**SHORT PROBLEM:** Copy, in full, each line of the material that holds the word "image".

**INFORMATION SHOWN:**
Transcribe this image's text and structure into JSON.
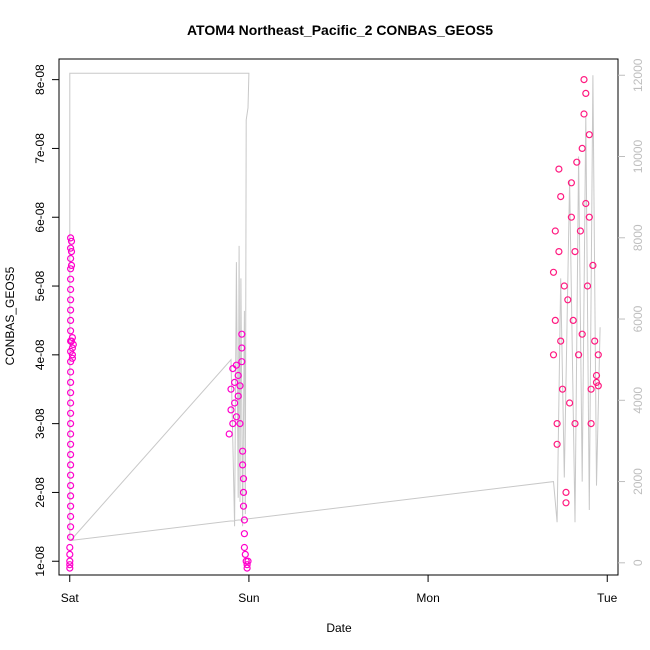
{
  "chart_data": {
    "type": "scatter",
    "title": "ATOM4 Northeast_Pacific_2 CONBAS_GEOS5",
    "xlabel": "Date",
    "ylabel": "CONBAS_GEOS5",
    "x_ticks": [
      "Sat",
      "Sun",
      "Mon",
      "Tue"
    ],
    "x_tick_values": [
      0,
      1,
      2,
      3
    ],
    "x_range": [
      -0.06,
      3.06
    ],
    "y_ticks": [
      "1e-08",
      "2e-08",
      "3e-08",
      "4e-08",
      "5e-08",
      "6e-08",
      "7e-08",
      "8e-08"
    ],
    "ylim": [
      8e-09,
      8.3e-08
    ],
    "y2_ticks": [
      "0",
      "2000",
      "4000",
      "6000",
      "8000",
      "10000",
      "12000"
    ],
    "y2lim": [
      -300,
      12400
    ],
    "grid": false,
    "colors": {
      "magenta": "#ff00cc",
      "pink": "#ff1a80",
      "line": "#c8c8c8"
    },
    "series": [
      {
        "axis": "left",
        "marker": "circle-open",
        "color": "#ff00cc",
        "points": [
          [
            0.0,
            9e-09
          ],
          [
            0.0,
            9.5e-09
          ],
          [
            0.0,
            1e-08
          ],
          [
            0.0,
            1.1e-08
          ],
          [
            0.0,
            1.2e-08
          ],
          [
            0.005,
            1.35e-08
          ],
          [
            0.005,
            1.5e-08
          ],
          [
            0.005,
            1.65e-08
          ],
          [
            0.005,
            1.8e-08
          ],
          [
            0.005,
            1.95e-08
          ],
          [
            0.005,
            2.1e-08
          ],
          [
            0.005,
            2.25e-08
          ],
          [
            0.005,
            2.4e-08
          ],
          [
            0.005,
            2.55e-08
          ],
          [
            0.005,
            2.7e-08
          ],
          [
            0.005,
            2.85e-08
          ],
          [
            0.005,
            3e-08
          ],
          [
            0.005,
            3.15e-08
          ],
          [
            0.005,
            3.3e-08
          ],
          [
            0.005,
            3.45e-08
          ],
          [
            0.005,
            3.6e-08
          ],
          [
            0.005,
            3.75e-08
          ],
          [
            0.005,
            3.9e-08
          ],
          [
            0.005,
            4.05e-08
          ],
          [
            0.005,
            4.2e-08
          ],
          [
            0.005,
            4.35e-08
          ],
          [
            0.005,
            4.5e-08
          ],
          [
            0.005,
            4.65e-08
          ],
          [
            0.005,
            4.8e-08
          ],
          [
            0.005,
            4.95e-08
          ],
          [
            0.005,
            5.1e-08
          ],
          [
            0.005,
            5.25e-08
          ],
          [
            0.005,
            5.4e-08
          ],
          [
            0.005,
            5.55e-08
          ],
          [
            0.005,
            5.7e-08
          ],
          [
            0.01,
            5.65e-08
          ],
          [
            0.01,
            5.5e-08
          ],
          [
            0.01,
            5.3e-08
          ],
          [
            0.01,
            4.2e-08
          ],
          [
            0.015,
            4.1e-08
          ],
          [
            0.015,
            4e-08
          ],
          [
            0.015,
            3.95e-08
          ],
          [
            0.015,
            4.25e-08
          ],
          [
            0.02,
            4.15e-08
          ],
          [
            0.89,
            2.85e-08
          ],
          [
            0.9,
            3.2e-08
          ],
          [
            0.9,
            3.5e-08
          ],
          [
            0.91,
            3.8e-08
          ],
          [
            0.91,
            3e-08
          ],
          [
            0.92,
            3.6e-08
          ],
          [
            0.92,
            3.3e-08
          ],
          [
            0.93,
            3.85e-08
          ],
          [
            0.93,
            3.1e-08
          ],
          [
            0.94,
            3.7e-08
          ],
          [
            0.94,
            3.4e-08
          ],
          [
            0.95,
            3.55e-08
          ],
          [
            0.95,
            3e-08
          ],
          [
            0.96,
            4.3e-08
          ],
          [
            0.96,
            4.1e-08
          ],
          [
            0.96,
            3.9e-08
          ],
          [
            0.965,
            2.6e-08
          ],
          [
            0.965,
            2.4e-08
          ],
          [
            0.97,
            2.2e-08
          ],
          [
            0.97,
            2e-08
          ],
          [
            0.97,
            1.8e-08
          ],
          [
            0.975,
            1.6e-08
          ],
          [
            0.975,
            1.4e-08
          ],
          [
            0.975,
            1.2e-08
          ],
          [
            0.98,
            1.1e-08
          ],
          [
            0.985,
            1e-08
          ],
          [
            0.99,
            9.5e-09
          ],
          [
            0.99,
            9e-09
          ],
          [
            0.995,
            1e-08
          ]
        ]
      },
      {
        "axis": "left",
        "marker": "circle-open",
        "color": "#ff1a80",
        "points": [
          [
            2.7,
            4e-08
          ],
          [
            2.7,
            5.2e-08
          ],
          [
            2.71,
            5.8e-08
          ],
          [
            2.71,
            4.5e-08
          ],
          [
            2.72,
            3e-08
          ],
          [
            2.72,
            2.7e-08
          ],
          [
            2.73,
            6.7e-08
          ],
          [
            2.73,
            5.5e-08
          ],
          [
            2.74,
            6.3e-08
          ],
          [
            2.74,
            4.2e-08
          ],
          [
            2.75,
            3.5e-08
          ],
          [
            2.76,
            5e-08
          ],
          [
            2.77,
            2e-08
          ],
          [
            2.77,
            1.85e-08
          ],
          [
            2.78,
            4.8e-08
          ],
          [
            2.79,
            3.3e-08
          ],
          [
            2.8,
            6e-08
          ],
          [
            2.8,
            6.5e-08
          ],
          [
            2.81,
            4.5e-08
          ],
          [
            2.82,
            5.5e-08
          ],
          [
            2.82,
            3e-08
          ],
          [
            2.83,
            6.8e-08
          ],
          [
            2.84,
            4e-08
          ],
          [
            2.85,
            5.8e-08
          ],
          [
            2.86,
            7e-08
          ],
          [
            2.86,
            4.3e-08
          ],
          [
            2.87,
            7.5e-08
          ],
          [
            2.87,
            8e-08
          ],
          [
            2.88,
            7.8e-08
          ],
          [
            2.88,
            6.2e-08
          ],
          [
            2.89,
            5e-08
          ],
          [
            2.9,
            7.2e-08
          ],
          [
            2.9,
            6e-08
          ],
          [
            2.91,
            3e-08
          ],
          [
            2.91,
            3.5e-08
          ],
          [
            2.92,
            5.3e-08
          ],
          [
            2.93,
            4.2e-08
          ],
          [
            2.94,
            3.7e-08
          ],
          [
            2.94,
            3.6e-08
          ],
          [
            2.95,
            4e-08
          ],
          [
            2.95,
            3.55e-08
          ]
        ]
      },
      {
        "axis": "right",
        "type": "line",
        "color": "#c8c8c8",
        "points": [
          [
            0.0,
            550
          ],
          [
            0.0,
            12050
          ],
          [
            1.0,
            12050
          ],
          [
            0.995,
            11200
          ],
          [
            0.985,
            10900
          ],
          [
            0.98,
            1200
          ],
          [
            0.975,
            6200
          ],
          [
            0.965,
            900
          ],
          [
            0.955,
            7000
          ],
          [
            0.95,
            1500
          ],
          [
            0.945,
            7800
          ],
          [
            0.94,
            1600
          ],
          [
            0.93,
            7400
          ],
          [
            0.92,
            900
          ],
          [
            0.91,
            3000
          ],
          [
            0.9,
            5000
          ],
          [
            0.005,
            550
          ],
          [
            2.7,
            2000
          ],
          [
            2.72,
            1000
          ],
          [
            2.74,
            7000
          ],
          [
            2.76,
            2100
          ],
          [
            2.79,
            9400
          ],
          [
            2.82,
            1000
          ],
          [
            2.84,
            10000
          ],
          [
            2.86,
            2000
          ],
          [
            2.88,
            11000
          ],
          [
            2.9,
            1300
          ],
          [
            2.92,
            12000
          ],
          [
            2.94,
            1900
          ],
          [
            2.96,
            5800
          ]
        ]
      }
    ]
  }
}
--
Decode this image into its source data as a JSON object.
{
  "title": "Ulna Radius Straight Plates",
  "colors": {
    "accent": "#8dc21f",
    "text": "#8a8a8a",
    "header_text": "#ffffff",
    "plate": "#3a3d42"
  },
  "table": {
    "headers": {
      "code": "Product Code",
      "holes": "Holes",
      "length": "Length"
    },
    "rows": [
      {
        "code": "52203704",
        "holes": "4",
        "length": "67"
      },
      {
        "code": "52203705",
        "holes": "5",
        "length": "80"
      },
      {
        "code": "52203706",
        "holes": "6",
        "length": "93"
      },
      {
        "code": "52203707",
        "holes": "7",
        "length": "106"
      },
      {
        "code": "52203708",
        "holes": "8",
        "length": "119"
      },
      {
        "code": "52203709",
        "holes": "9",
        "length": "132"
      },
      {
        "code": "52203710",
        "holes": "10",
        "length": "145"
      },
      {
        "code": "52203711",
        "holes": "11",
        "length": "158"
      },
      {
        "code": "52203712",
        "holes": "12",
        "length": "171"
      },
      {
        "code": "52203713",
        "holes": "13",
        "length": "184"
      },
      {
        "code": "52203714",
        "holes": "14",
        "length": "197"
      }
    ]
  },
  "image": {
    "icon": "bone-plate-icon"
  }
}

**FINAL RESULT:**
Transcribe this image's text and structure into JSON.
Decode this image into its source data as a JSON object.
  "image": {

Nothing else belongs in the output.